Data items
----------------
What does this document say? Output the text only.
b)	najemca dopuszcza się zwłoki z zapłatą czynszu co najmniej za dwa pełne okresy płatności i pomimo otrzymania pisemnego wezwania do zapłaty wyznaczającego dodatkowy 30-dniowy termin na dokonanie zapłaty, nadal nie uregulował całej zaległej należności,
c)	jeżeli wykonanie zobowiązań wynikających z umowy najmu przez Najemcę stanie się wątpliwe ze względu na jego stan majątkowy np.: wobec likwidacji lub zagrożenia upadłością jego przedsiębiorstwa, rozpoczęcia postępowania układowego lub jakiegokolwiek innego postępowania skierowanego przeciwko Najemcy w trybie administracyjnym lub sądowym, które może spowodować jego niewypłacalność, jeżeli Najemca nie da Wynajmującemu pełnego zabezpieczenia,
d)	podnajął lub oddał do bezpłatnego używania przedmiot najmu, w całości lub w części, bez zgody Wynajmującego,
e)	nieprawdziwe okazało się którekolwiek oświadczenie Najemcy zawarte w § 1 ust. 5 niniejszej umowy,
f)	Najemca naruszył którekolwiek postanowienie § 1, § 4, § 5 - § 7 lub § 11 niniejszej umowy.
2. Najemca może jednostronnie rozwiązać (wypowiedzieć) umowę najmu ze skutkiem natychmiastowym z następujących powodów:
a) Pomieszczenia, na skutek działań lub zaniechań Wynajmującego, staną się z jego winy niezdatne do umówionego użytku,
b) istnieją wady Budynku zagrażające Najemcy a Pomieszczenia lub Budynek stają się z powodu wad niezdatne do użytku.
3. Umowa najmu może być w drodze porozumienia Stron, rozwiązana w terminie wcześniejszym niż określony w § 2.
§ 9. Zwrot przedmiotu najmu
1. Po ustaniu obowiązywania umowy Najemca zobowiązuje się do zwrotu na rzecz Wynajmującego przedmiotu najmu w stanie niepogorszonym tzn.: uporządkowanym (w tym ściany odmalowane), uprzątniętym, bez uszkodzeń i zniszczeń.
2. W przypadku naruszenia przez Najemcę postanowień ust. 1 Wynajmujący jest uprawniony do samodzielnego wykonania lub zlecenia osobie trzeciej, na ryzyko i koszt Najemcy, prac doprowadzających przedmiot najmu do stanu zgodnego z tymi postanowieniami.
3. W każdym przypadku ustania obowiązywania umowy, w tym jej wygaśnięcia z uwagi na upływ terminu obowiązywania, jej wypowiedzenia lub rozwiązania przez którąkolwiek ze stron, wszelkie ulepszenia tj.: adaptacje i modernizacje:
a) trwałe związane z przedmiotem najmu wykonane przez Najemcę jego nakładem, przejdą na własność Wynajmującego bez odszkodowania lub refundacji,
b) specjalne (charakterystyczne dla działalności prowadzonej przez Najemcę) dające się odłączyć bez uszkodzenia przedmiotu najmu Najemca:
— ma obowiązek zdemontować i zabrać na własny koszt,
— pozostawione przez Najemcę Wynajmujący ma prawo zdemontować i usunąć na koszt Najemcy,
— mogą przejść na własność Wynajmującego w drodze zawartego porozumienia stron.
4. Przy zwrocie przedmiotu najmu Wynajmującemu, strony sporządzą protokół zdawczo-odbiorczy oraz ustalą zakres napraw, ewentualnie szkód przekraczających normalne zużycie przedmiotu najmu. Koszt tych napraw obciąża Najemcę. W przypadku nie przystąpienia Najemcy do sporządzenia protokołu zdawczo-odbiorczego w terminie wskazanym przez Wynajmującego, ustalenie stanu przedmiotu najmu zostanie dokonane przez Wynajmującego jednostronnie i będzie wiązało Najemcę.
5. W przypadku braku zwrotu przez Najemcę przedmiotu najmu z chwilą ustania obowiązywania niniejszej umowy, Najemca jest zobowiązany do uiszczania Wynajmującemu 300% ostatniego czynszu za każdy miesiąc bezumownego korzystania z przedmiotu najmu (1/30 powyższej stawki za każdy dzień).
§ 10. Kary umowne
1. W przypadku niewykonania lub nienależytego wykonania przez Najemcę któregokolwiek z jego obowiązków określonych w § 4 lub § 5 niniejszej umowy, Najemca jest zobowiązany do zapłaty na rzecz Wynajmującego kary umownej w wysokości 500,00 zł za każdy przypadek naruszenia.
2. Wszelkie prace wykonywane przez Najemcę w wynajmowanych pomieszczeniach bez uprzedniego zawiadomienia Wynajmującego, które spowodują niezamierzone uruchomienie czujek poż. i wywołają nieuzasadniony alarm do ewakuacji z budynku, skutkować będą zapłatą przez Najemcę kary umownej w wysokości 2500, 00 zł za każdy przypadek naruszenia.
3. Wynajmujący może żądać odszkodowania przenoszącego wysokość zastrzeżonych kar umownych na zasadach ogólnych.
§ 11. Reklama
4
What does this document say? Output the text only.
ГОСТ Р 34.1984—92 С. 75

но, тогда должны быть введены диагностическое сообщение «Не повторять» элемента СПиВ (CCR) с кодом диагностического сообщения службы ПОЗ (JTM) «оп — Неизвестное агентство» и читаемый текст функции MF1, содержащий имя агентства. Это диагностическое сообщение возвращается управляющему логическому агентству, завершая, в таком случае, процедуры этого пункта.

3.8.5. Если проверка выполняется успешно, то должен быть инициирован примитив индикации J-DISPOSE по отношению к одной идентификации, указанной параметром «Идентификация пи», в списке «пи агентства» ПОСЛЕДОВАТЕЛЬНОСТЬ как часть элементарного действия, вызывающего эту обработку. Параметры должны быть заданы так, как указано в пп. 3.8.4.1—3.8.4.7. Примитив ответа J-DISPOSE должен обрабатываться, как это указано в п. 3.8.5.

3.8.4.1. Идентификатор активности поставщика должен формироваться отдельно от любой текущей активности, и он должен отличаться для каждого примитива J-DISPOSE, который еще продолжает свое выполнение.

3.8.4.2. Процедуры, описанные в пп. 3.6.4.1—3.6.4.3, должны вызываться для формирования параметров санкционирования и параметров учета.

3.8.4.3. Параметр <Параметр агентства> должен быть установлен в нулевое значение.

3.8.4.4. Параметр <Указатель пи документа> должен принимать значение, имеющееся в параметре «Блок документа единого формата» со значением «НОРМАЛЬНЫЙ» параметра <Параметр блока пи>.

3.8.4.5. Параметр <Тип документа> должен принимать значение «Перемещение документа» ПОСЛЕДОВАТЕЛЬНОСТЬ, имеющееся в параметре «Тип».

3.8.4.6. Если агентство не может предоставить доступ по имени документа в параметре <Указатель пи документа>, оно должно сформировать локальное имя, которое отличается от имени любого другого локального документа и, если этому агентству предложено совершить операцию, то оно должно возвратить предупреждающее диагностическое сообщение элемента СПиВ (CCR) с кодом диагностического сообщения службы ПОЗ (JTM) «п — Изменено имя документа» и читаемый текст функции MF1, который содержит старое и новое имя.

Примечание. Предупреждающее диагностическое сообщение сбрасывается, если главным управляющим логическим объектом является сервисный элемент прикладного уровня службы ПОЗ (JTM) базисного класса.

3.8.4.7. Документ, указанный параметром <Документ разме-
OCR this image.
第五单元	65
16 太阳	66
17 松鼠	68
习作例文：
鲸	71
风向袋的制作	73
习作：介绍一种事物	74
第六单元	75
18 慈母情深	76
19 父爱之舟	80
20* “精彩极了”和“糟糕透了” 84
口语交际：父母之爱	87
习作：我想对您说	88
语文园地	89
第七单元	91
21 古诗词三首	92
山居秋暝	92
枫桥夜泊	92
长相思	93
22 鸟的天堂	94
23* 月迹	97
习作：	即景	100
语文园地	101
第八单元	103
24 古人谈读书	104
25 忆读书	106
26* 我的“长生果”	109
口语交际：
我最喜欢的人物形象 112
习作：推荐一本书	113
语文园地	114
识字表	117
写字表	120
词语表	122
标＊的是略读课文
----------------
YOUR INSTRUCTIONS
Look through the entries above and list every line containing "porozumienia".

WRITTEN RESPONSE
3. Umowa najmu może być w drodze porozumienia Stron, rozwiązana w terminie wcześniejszym niż określony w § 2.
— mogą przejść na własność Wynajmującego w drodze zawartego porozumienia stron.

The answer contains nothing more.